■ Stated problem: For the data below, report only the number of lines containing the string "就可以记住".

■ Data supplied:
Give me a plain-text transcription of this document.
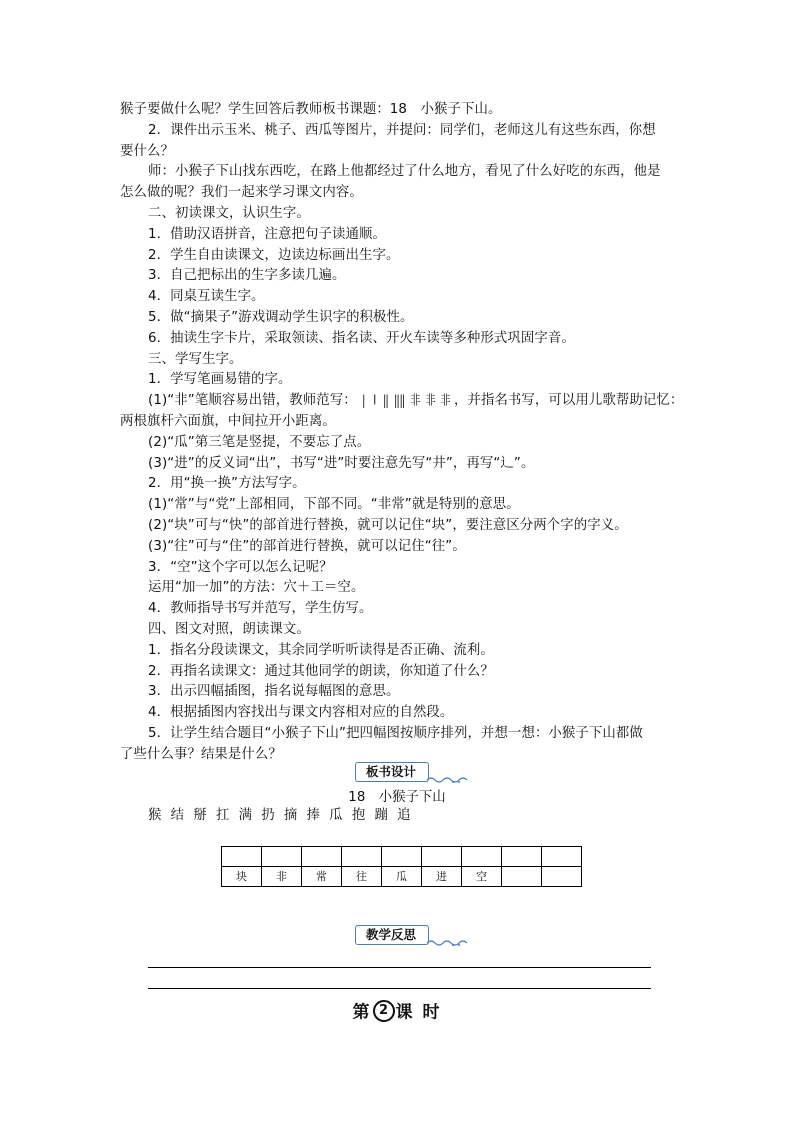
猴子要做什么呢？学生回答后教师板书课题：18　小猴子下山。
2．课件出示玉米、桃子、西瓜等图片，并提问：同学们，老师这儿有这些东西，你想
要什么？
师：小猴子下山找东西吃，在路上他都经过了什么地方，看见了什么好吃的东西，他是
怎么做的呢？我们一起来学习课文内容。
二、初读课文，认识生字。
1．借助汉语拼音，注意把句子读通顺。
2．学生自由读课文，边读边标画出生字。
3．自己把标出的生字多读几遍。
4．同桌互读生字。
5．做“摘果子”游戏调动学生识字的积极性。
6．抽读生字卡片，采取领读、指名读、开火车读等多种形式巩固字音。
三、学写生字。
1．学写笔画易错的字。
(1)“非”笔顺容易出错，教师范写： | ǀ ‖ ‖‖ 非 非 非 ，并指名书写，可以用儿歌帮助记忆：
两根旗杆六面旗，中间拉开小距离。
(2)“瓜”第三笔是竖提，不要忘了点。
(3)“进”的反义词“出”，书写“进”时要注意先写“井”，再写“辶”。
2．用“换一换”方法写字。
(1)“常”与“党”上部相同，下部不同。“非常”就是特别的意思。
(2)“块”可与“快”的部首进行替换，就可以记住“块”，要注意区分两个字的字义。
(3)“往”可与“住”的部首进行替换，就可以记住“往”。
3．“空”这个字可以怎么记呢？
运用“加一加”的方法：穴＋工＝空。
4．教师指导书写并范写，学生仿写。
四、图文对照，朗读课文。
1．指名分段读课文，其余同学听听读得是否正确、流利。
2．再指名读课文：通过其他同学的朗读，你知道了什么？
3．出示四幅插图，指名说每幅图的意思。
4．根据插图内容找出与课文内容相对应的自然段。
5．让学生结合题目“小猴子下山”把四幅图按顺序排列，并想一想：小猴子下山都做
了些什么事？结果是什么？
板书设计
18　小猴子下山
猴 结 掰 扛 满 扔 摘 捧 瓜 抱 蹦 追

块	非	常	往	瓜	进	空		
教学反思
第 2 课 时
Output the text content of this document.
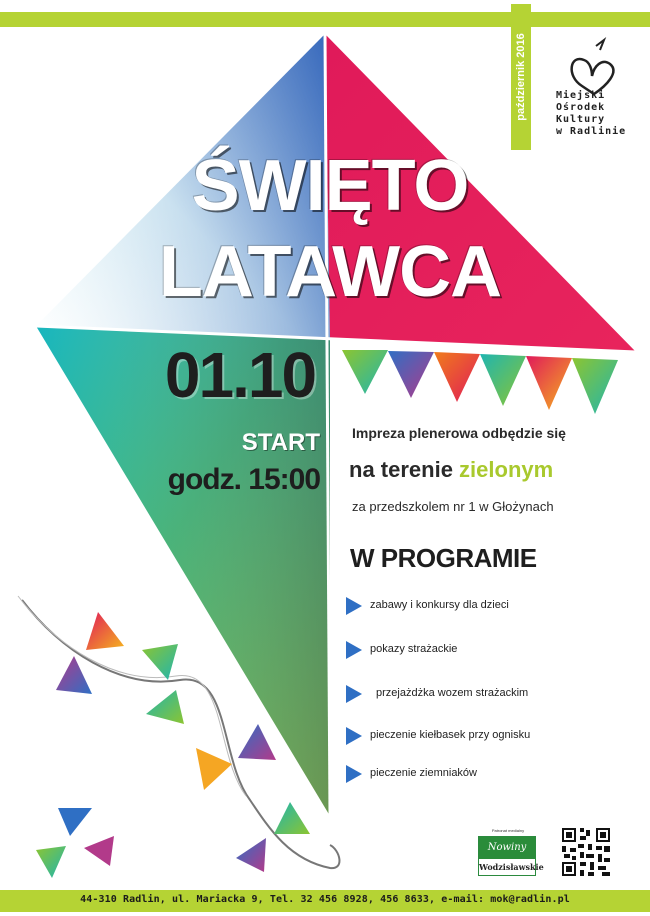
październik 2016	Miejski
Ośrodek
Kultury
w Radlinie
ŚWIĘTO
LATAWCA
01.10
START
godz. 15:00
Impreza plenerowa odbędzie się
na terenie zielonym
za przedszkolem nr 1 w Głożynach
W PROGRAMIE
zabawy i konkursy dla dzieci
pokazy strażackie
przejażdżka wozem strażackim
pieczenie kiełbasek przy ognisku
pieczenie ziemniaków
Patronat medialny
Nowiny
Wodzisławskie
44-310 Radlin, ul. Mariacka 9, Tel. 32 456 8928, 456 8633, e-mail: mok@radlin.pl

■ Solution to the exercise: 2